-- TASK INSTRUCTIONS --
Throughout the records below, find the lines with the string "this" and give how many there are, nothing else.

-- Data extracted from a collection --
****************************************

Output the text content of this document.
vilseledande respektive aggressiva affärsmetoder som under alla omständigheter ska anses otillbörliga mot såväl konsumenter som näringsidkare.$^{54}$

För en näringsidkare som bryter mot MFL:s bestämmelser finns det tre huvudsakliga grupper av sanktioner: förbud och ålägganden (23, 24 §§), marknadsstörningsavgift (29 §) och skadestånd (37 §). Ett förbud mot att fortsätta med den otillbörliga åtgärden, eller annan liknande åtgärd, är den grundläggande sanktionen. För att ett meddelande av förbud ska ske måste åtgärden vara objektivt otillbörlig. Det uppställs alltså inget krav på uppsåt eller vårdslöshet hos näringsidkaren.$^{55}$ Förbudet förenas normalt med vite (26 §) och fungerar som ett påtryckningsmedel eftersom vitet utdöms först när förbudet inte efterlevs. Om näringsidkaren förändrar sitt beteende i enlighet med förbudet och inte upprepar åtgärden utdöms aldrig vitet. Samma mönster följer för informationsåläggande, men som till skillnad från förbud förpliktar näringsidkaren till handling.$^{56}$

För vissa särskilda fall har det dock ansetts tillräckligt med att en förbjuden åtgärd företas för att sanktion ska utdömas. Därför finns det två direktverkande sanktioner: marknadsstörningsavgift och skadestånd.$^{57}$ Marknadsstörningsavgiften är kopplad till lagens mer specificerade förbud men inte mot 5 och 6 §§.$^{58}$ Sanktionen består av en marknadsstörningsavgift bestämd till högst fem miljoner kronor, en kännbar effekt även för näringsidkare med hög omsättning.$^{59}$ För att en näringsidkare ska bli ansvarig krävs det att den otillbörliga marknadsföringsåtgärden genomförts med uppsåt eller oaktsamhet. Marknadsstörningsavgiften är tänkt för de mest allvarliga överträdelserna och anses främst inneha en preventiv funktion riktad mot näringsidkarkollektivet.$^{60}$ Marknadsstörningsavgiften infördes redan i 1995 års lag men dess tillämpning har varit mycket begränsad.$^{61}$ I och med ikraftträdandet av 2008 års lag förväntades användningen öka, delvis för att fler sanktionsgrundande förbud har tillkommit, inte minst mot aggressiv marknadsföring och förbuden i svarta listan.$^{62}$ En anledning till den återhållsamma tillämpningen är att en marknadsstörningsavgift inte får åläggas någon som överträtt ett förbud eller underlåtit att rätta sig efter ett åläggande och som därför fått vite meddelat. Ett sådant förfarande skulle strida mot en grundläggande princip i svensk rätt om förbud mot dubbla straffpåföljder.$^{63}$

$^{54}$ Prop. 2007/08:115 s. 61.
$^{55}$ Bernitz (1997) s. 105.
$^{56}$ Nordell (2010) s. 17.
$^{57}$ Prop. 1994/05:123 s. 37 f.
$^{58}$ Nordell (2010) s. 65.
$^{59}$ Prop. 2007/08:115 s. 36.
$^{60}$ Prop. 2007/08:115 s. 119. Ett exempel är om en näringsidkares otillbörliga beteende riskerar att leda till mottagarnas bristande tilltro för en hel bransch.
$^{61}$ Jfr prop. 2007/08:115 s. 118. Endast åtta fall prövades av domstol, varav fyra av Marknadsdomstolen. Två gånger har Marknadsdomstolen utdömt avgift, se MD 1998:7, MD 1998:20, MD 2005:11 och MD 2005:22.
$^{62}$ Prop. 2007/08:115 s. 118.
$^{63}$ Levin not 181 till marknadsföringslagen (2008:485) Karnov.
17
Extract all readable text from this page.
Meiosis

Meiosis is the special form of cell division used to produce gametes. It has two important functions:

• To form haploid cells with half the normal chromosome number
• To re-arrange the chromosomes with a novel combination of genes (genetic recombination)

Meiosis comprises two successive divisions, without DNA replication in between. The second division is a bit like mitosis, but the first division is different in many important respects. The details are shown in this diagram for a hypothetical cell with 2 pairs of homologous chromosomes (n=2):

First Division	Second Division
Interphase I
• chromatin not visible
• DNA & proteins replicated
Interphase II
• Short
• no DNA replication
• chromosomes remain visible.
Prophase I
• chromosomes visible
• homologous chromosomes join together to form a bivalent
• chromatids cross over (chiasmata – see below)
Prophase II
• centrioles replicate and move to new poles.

****************************************

-- RESPONSE --
3